**Instruction**
Print, exactly and completely, every entry in the data.

**Records supplied**
^^^^
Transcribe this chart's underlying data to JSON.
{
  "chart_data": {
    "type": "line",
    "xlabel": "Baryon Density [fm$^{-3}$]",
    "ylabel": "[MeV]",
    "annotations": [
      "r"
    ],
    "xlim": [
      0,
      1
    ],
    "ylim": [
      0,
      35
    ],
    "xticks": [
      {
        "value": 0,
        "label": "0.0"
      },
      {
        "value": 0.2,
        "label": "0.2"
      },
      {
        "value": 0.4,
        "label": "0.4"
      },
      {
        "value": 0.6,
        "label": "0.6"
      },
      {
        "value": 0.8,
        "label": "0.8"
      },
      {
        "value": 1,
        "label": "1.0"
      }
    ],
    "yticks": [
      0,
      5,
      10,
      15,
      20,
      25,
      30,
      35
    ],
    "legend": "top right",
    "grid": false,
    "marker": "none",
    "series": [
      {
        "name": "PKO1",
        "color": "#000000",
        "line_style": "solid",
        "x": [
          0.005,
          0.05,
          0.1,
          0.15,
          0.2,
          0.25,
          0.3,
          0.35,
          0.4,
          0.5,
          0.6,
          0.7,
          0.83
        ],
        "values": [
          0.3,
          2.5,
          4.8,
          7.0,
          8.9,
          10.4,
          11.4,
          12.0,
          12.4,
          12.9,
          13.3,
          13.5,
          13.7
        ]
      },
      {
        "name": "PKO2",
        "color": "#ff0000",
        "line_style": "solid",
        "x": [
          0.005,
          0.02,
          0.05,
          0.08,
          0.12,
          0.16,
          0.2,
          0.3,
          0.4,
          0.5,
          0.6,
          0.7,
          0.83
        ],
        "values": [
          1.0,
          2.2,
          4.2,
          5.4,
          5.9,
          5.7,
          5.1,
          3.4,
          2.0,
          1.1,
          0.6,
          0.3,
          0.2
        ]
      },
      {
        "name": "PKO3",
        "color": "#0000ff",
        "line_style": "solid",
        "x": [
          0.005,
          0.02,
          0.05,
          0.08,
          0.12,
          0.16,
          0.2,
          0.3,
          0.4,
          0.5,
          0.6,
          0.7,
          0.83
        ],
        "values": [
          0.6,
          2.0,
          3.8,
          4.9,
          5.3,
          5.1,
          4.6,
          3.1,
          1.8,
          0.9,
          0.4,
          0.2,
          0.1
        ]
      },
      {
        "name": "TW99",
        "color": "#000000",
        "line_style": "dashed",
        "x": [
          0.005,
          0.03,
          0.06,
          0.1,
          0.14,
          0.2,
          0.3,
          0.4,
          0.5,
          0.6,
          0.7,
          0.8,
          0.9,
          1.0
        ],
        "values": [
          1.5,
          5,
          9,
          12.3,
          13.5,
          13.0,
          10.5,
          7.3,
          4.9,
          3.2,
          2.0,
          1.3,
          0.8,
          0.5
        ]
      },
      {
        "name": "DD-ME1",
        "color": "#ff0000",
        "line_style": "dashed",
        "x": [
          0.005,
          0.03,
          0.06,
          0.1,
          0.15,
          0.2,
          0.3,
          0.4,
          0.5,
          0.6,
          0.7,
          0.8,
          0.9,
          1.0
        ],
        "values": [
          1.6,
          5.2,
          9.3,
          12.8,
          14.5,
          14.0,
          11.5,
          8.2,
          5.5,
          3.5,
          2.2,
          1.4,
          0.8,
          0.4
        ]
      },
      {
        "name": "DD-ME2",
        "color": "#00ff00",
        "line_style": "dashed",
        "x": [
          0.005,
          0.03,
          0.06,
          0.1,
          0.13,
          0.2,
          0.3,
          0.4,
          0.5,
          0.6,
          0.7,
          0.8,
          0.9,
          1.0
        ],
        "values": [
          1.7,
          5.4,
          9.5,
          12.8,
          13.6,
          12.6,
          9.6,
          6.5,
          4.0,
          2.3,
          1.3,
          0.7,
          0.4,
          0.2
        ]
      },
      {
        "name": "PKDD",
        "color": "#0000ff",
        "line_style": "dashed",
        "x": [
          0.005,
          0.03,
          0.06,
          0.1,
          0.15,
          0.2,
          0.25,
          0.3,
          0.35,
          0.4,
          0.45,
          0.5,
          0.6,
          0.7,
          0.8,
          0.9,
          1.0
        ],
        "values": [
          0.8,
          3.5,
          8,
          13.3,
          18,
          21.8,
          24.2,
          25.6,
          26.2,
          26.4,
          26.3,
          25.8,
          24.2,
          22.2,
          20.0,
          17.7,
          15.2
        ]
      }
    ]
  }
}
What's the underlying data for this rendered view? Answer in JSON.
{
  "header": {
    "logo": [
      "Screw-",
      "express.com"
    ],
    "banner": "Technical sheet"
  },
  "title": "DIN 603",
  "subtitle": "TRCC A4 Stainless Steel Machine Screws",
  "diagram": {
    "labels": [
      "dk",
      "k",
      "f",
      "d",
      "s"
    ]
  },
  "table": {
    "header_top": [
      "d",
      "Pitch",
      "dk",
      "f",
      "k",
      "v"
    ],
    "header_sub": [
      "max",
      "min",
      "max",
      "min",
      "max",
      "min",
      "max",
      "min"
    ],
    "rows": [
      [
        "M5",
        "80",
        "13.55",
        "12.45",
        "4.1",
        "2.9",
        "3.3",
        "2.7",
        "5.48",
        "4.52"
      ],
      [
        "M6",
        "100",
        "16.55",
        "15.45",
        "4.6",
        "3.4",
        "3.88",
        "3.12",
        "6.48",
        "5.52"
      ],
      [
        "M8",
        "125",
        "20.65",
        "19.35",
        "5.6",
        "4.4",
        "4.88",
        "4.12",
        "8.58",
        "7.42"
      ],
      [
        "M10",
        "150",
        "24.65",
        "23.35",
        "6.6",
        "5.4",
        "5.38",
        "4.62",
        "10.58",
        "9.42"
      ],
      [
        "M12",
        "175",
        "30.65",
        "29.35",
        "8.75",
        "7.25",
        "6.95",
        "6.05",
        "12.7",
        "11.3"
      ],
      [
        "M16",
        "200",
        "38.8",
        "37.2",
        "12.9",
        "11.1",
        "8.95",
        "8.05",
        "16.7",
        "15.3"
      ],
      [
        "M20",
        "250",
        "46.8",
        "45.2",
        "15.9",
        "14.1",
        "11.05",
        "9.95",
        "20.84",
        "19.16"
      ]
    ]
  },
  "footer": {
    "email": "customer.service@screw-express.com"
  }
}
^^^^
**Task response**
Transcribe this chart's underlying data to JSON.
{
  "chart_data": {
    "type": "line",
    "xlabel": "Baryon Density [fm$^{-3}$]",
    "ylabel": "[MeV]",
    "annotations": [
      "r"
    ],
    "xlim": [
      0,
      1
    ],
    "ylim": [
      0,
      35
    ],
    "xticks": [
      {
        "value": 0,
        "label": "0.0"
      },
      {
        "value": 0.2,
        "label": "0.2"
      },
      {
        "value": 0.4,
        "label": "0.4"
      },
      {
        "value": 0.6,
        "label": "0.6"
      },
      {
        "value": 0.8,
        "label": "0.8"
      },
      {
        "value": 1,
        "label": "1.0"
      }
    ],
    "yticks": [
      0,
      5,
      10,
      15,
      20,
      25,
      30,
      35
    ],
    "legend": "top right",
    "grid": false,
    "marker": "none",
    "series": [
      {
        "name": "PKO1",
        "color": "#000000",
        "line_style": "solid",
        "x": [
          0.005,
          0.05,
          0.1,
          0.15,
          0.2,
          0.25,
          0.3,
          0.35,
          0.4,
          0.5,
          0.6,
          0.7,
          0.83
        ],
        "values": [
          0.3,
          2.5,
          4.8,
          7.0,
          8.9,
          10.4,
          11.4,
          12.0,
          12.4,
          12.9,
          13.3,
          13.5,
          13.7
        ]
      },
      {
        "name": "PKO2",
        "color": "#ff0000",
        "line_style": "solid",
        "x": [
          0.005,
          0.02,
          0.05,
          0.08,
          0.12,
          0.16,
          0.2,
          0.3,
          0.4,
          0.5,
          0.6,
          0.7,
          0.83
        ],
        "values": [
          1.0,
          2.2,
          4.2,
          5.4,
          5.9,
          5.7,
          5.1,
          3.4,
          2.0,
          1.1,
          0.6,
          0.3,
          0.2
        ]
      },
      {
        "name": "PKO3",
        "color": "#0000ff",
        "line_style": "solid",
        "x": [
          0.005,
          0.02,
          0.05,
          0.08,
          0.12,
          0.16,
          0.2,
          0.3,
          0.4,
          0.5,
          0.6,
          0.7,
          0.83
        ],
        "values": [
          0.6,
          2.0,
          3.8,
          4.9,
          5.3,
          5.1,
          4.6,
          3.1,
          1.8,
          0.9,
          0.4,
          0.2,
          0.1
        ]
      },
      {
        "name": "TW99",
        "color": "#000000",
        "line_style": "dashed",
        "x": [
          0.005,
          0.03,
          0.06,
          0.1,
          0.14,
          0.2,
          0.3,
          0.4,
          0.5,
          0.6,
          0.7,
          0.8,
          0.9,
          1.0
        ],
        "values": [
          1.5,
          5,
          9,
          12.3,
          13.5,
          13.0,
          10.5,
          7.3,
          4.9,
          3.2,
          2.0,
          1.3,
          0.8,
          0.5
        ]
      },
      {
        "name": "DD-ME1",
        "color": "#ff0000",
        "line_style": "dashed",
        "x": [
          0.005,
          0.03,
          0.06,
          0.1,
          0.15,
          0.2,
          0.3,
          0.4,
          0.5,
          0.6,
          0.7,
          0.8,
          0.9,
          1.0
        ],
        "values": [
          1.6,
          5.2,
          9.3,
          12.8,
          14.5,
          14.0,
          11.5,
          8.2,
          5.5,
          3.5,
          2.2,
          1.4,
          0.8,
          0.4
        ]
      },
      {
        "name": "DD-ME2",
        "color": "#00ff00",
        "line_style": "dashed",
        "x": [
          0.005,
          0.03,
          0.06,
          0.1,
          0.13,
          0.2,
          0.3,
          0.4,
          0.5,
          0.6,
          0.7,
          0.8,
          0.9,
          1.0
        ],
        "values": [
          1.7,
          5.4,
          9.5,
          12.8,
          13.6,
          12.6,
          9.6,
          6.5,
          4.0,
          2.3,
          1.3,
          0.7,
          0.4,
          0.2
        ]
      },
      {
        "name": "PKDD",
        "color": "#0000ff",
        "line_style": "dashed",
        "x": [
          0.005,
          0.03,
          0.06,
          0.1,
          0.15,
          0.2,
          0.25,
          0.3,
          0.35,
          0.4,
          0.45,
          0.5,
          0.6,
          0.7,
          0.8,
          0.9,
          1.0
        ],
        "values": [
          0.8,
          3.5,
          8,
          13.3,
          18,
          21.8,
          24.2,
          25.6,
          26.2,
          26.4,
          26.3,
          25.8,
          24.2,
          22.2,
          20.0,
          17.7,
          15.2
        ]
      }
    ]
  }
}
What's the underlying data for this rendered view? Answer in JSON.
{
  "header": {
    "logo": [
      "Screw-",
      "express.com"
    ],
    "banner": "Technical sheet"
  },
  "title": "DIN 603",
  "subtitle": "TRCC A4 Stainless Steel Machine Screws",
  "diagram": {
    "labels": [
      "dk",
      "k",
      "f",
      "d",
      "s"
    ]
  },
  "table": {
    "header_top": [
      "d",
      "Pitch",
      "dk",
      "f",
      "k",
      "v"
    ],
    "header_sub": [
      "max",
      "min",
      "max",
      "min",
      "max",
      "min",
      "max",
      "min"
    ],
    "rows": [
      [
        "M5",
        "80",
        "13.55",
        "12.45",
        "4.1",
        "2.9",
        "3.3",
        "2.7",
        "5.48",
        "4.52"
      ],
      [
        "M6",
        "100",
        "16.55",
        "15.45",
        "4.6",
        "3.4",
        "3.88",
        "3.12",
        "6.48",
        "5.52"
      ],
      [
        "M8",
        "125",
        "20.65",
        "19.35",
        "5.6",
        "4.4",
        "4.88",
        "4.12",
        "8.58",
        "7.42"
      ],
      [
        "M10",
        "150",
        "24.65",
        "23.35",
        "6.6",
        "5.4",
        "5.38",
        "4.62",
        "10.58",
        "9.42"
      ],
      [
        "M12",
        "175",
        "30.65",
        "29.35",
        "8.75",
        "7.25",
        "6.95",
        "6.05",
        "12.7",
        "11.3"
      ],
      [
        "M16",
        "200",
        "38.8",
        "37.2",
        "12.9",
        "11.1",
        "8.95",
        "8.05",
        "16.7",
        "15.3"
      ],
      [
        "M20",
        "250",
        "46.8",
        "45.2",
        "15.9",
        "14.1",
        "11.05",
        "9.95",
        "20.84",
        "19.16"
      ]
    ]
  },
  "footer": {
    "email": "customer.service@screw-express.com"
  }
}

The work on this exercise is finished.